THE RECORDS:
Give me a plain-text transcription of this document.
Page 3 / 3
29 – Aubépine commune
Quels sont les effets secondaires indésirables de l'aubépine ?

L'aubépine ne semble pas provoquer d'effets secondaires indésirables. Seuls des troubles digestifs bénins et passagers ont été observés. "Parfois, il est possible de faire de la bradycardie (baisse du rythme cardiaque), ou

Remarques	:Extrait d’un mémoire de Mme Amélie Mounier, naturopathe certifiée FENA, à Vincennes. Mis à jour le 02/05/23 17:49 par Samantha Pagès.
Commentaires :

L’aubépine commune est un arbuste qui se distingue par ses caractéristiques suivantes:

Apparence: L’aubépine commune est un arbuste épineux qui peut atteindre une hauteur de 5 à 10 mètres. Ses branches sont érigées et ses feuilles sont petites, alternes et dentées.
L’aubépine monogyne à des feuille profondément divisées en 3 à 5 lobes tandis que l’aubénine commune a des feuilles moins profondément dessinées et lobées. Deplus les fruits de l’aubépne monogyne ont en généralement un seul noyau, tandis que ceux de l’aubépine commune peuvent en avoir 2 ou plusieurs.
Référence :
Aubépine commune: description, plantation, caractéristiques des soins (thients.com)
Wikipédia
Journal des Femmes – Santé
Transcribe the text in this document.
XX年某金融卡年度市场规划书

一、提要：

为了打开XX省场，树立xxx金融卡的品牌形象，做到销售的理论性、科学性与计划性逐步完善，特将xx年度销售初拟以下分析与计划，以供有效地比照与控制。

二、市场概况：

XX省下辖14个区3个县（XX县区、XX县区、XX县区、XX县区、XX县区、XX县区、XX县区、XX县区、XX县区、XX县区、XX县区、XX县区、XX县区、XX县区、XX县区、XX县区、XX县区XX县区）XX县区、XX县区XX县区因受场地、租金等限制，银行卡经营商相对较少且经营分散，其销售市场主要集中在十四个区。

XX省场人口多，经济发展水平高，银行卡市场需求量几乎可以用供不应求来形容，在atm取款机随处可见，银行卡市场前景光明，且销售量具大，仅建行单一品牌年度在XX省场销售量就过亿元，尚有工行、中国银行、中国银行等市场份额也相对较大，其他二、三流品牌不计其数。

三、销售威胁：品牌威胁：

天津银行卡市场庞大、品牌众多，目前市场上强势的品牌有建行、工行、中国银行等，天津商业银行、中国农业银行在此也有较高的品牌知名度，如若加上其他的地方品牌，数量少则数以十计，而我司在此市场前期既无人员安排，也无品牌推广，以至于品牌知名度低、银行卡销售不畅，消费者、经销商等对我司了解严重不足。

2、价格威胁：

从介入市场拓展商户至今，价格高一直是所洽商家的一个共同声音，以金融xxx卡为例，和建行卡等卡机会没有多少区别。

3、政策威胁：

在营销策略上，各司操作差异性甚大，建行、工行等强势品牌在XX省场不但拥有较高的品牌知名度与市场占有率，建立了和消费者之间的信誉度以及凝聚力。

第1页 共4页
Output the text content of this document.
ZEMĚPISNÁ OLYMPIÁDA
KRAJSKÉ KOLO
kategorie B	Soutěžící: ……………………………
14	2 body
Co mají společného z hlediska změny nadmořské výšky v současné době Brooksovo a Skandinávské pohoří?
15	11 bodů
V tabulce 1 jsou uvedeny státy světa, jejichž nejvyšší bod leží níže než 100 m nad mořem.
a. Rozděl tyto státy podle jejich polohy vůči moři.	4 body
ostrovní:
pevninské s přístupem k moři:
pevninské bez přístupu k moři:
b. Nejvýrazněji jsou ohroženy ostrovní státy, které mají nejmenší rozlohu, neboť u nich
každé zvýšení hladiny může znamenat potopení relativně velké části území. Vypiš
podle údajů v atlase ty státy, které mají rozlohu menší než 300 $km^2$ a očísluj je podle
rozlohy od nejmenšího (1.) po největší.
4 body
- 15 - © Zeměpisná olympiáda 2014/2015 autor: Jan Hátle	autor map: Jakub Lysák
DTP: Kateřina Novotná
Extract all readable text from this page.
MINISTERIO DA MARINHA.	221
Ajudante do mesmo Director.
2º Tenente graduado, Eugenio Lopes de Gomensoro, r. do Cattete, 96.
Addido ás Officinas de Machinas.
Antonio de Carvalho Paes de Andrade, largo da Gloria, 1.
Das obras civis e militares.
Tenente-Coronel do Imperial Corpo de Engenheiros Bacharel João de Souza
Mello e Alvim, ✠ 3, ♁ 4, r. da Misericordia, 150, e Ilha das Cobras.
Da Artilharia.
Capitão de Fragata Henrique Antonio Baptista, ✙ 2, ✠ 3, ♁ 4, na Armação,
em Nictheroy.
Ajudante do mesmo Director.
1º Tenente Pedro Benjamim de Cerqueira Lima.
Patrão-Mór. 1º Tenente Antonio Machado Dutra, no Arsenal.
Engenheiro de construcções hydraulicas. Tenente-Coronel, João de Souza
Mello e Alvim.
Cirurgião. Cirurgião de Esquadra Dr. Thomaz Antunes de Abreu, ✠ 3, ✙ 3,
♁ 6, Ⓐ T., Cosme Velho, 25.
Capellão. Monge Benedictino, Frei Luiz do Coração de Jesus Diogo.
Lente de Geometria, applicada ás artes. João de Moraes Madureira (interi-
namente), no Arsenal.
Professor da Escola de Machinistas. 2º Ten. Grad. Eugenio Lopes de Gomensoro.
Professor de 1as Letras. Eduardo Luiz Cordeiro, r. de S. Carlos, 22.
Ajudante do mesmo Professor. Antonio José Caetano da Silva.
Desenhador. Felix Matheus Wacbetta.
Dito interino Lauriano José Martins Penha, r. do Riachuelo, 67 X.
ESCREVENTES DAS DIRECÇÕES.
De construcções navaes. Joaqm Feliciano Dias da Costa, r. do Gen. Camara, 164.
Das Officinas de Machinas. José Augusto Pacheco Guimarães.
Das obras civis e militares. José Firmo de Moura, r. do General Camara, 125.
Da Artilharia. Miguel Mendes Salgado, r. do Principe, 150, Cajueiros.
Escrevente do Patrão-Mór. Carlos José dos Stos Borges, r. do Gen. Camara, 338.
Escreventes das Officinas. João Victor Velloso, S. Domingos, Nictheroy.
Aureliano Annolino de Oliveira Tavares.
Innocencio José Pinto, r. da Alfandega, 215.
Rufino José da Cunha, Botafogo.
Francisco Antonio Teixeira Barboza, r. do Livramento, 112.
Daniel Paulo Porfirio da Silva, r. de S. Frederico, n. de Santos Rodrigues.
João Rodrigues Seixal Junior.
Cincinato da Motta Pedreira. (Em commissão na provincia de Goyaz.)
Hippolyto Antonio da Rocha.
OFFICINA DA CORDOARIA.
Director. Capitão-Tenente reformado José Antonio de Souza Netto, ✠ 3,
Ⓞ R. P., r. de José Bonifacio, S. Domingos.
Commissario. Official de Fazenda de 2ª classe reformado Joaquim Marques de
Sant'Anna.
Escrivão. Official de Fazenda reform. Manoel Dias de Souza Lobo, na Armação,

THE EXERCISE: Collect the lines of the data that carry the word "podle".

SOLUTION BELOW:
a. Rozděl tyto státy podle jejich polohy vůči moři.	4 body
podle údajů v atlase ty státy, které mají rozlohu menší než 300 $km^2$ a očísluj je podle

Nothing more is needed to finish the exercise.